EXERCISE AIM: The required output is a single number: how many lines of the material contain the string "content".

RECORD LIST:
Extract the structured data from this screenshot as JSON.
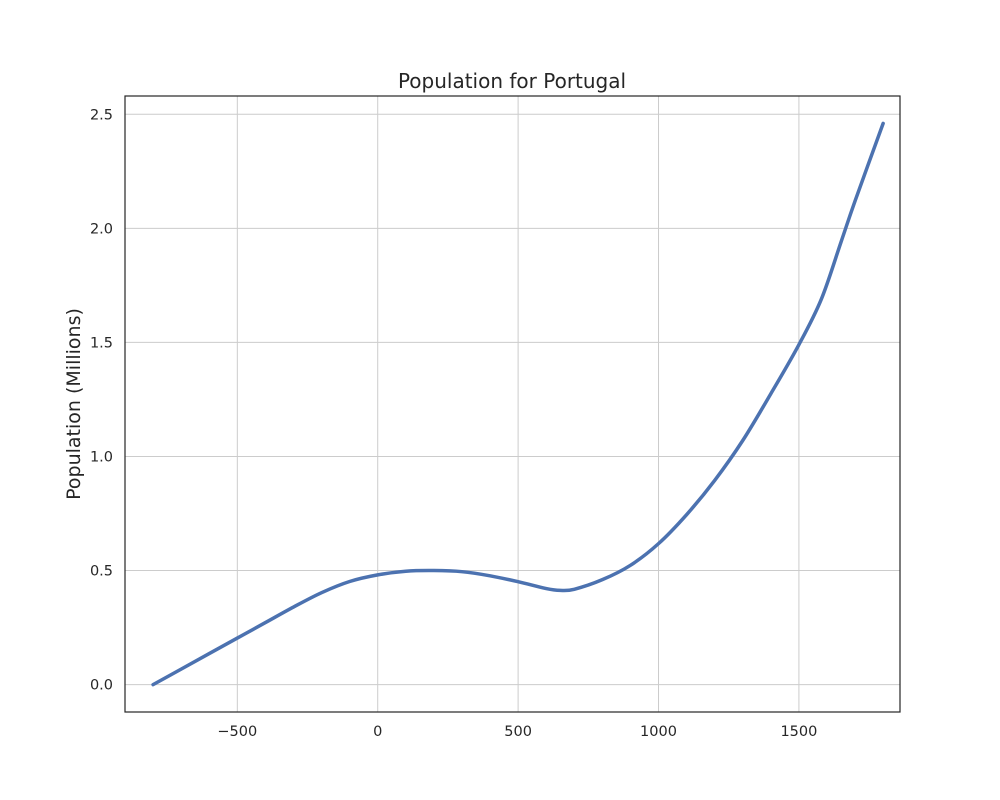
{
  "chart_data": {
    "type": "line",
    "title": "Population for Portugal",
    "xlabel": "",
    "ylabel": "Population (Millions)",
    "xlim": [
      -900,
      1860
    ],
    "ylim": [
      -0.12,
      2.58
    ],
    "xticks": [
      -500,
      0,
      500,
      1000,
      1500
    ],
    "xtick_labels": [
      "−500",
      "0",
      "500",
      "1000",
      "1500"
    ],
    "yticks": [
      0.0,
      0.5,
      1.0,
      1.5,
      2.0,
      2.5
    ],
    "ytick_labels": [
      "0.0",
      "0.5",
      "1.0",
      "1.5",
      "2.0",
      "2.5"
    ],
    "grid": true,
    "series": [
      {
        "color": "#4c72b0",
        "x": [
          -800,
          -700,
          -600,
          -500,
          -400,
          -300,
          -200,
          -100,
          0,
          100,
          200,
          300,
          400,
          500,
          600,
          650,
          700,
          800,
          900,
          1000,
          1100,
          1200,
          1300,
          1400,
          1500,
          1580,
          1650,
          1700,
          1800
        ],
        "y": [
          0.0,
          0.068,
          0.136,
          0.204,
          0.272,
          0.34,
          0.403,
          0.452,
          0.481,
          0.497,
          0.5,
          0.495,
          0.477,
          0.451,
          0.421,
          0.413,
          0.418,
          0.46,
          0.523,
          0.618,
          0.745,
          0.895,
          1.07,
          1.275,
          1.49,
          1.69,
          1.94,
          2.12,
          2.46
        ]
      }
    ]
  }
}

--

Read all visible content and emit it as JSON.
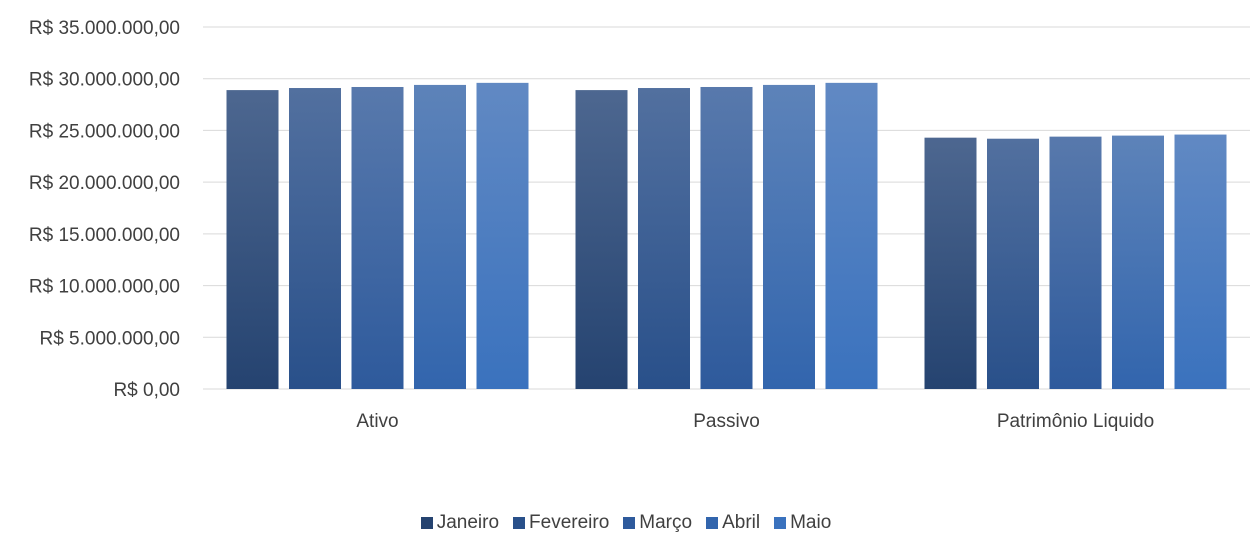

==

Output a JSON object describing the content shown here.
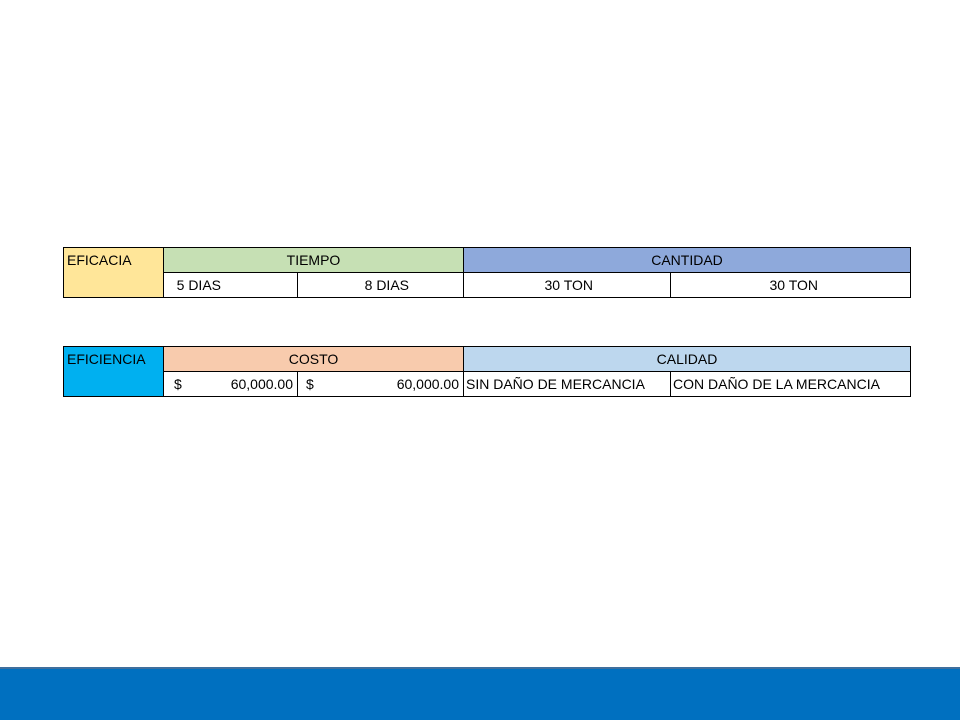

RESULT BELOW: 2